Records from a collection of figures
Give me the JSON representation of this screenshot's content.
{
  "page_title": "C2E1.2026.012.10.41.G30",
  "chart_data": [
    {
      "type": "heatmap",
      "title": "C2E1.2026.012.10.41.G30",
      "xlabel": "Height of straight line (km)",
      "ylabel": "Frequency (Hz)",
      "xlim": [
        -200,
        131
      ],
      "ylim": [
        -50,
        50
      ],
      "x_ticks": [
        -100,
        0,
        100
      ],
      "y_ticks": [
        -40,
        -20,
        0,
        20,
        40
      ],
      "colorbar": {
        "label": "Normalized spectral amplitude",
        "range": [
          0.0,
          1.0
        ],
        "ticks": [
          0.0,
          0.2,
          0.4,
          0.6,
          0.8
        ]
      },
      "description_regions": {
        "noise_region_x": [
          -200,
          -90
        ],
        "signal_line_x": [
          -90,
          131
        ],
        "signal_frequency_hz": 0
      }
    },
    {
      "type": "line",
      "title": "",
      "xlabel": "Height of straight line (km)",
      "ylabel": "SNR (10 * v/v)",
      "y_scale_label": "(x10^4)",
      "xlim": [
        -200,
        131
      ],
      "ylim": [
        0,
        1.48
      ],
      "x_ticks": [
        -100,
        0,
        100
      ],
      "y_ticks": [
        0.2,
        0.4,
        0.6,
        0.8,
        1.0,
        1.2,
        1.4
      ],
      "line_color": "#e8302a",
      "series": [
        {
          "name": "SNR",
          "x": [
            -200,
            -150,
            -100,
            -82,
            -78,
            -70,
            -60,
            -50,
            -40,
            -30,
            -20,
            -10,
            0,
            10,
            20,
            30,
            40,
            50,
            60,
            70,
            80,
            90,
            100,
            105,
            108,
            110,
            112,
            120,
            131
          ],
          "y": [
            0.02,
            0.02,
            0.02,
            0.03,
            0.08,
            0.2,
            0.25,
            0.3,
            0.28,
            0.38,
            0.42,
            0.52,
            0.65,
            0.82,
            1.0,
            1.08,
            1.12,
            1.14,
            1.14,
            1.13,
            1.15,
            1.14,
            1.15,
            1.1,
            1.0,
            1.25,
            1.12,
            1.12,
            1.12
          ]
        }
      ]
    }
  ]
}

• _What the exercise asks_
Please quote the records above exactly, without skipping a line.

• _Result for this task_
Give me the JSON representation of this screenshot's content.
{
  "page_title": "C2E1.2026.012.10.41.G30",
  "chart_data": [
    {
      "type": "heatmap",
      "title": "C2E1.2026.012.10.41.G30",
      "xlabel": "Height of straight line (km)",
      "ylabel": "Frequency (Hz)",
      "xlim": [
        -200,
        131
      ],
      "ylim": [
        -50,
        50
      ],
      "x_ticks": [
        -100,
        0,
        100
      ],
      "y_ticks": [
        -40,
        -20,
        0,
        20,
        40
      ],
      "colorbar": {
        "label": "Normalized spectral amplitude",
        "range": [
          0.0,
          1.0
        ],
        "ticks": [
          0.0,
          0.2,
          0.4,
          0.6,
          0.8
        ]
      },
      "description_regions": {
        "noise_region_x": [
          -200,
          -90
        ],
        "signal_line_x": [
          -90,
          131
        ],
        "signal_frequency_hz": 0
      }
    },
    {
      "type": "line",
      "title": "",
      "xlabel": "Height of straight line (km)",
      "ylabel": "SNR (10 * v/v)",
      "y_scale_label": "(x10^4)",
      "xlim": [
        -200,
        131
      ],
      "ylim": [
        0,
        1.48
      ],
      "x_ticks": [
        -100,
        0,
        100
      ],
      "y_ticks": [
        0.2,
        0.4,
        0.6,
        0.8,
        1.0,
        1.2,
        1.4
      ],
      "line_color": "#e8302a",
      "series": [
        {
          "name": "SNR",
          "x": [
            -200,
            -150,
            -100,
            -82,
            -78,
            -70,
            -60,
            -50,
            -40,
            -30,
            -20,
            -10,
            0,
            10,
            20,
            30,
            40,
            50,
            60,
            70,
            80,
            90,
            100,
            105,
            108,
            110,
            112,
            120,
            131
          ],
          "y": [
            0.02,
            0.02,
            0.02,
            0.03,
            0.08,
            0.2,
            0.25,
            0.3,
            0.28,
            0.38,
            0.42,
            0.52,
            0.65,
            0.82,
            1.0,
            1.08,
            1.12,
            1.14,
            1.14,
            1.13,
            1.15,
            1.14,
            1.15,
            1.1,
            1.0,
            1.25,
            1.12,
            1.12,
            1.12
          ]
        }
      ]
    }
  ]
}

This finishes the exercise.